> _Job_: Where does the string "Devi" appear in the records? Copy every line that contains it.

═════ Records

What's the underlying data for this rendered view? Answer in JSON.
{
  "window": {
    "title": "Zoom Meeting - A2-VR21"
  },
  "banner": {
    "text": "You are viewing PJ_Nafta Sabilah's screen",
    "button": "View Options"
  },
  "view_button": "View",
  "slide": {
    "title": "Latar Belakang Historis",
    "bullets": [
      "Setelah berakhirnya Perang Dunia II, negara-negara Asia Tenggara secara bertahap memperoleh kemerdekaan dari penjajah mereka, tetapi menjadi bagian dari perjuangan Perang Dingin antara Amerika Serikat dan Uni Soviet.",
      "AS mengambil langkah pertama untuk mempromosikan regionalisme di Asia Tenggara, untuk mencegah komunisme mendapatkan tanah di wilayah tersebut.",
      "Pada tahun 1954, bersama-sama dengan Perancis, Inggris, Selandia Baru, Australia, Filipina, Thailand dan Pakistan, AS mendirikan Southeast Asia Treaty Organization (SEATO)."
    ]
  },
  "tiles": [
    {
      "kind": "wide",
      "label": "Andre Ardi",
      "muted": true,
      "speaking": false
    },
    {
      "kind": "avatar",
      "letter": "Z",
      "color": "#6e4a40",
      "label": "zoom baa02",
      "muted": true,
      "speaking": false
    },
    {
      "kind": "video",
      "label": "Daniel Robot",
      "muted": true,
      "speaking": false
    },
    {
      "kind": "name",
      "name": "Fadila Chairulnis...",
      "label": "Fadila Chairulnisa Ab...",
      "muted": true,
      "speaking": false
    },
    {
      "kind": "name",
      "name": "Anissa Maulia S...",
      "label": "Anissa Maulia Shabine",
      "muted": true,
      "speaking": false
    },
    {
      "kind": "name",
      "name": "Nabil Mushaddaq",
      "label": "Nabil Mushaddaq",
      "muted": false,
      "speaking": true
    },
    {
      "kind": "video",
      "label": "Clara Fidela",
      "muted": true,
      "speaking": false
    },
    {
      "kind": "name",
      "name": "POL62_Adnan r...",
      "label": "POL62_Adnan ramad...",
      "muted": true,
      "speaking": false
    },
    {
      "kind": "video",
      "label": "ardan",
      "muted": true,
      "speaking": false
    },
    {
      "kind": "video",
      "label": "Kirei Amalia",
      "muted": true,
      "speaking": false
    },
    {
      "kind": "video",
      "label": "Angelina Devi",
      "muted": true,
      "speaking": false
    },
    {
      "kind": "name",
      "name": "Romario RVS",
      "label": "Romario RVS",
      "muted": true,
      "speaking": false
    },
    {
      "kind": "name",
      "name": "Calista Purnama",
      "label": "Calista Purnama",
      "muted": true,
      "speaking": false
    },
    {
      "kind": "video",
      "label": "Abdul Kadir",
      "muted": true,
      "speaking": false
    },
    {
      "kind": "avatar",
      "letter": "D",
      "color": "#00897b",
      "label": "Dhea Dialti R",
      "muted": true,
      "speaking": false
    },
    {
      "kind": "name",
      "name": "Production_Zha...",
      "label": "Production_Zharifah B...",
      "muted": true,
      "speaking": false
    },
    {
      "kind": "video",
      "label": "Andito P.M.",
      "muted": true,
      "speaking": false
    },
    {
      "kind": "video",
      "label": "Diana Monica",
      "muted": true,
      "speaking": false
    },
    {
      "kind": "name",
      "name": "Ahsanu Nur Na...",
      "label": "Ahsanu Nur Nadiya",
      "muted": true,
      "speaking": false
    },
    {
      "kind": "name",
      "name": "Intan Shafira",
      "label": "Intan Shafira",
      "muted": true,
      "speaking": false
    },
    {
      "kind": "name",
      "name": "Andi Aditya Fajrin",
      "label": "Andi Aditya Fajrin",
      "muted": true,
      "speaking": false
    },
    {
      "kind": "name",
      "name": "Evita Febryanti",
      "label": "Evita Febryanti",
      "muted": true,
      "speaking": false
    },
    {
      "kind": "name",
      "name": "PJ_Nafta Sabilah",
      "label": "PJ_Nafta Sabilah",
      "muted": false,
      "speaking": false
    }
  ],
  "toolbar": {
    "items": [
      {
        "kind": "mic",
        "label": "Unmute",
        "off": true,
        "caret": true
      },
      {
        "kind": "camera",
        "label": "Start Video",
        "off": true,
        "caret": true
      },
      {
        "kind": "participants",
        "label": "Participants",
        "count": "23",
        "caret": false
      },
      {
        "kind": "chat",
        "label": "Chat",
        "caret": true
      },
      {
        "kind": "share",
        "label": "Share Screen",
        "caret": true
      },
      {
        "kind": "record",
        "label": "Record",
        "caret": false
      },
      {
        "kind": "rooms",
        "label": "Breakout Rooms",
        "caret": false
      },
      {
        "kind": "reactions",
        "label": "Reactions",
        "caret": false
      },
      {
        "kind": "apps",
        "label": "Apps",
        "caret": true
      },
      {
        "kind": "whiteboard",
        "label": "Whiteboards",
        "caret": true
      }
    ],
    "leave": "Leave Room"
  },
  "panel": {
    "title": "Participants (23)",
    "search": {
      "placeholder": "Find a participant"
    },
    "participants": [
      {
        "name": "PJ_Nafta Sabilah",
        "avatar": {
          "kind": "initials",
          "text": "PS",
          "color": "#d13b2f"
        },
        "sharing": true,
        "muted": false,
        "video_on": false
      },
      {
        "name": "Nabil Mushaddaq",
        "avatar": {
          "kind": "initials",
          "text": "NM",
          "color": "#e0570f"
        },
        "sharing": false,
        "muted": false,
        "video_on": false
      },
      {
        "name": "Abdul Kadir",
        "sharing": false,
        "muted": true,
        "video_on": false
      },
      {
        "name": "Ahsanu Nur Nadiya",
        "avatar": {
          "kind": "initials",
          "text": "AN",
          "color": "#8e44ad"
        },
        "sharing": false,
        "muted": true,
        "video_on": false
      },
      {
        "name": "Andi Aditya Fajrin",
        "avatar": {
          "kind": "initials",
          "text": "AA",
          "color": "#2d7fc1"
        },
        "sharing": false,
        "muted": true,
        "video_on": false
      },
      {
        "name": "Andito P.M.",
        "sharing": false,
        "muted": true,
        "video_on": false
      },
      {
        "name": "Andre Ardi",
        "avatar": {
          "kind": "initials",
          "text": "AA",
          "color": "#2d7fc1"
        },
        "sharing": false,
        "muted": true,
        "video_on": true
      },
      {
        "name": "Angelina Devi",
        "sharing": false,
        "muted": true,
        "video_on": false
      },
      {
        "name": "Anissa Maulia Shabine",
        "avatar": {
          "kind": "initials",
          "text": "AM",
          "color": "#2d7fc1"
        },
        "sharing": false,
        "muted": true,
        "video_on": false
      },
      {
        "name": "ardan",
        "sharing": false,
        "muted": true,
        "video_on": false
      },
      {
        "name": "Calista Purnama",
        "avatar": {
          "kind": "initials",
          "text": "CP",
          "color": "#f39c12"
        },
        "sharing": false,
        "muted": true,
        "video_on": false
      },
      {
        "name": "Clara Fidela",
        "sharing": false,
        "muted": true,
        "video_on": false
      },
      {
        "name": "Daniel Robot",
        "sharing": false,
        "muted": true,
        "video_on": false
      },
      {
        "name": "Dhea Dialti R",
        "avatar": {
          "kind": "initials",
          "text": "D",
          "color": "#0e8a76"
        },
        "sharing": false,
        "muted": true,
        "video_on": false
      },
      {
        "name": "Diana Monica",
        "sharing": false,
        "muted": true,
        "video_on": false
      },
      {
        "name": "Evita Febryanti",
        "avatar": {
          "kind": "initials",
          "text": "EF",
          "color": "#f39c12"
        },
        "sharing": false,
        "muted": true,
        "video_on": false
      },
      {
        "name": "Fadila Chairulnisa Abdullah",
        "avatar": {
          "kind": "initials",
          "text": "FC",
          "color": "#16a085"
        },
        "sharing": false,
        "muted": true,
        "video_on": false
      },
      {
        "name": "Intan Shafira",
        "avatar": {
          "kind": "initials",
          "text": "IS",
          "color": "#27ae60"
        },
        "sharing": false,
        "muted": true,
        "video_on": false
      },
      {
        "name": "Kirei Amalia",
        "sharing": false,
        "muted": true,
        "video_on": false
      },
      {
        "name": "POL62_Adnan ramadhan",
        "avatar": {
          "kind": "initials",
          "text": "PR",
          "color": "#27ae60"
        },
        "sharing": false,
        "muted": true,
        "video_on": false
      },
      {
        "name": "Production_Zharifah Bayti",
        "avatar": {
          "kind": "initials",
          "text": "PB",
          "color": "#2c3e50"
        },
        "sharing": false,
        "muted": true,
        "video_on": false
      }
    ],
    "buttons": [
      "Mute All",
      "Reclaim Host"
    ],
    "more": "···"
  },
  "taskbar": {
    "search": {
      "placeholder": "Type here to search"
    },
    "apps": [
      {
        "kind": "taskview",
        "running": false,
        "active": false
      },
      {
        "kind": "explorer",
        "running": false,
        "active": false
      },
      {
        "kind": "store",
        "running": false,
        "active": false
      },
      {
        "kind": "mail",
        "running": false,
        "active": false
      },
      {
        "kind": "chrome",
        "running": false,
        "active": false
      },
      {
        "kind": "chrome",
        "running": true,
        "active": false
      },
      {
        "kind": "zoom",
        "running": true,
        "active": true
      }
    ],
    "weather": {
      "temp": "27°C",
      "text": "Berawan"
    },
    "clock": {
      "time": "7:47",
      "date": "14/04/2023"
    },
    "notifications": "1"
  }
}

══════════

> _Exercise solution_:
      "label": "Angelina Devi",
        "name": "Angelina Devi",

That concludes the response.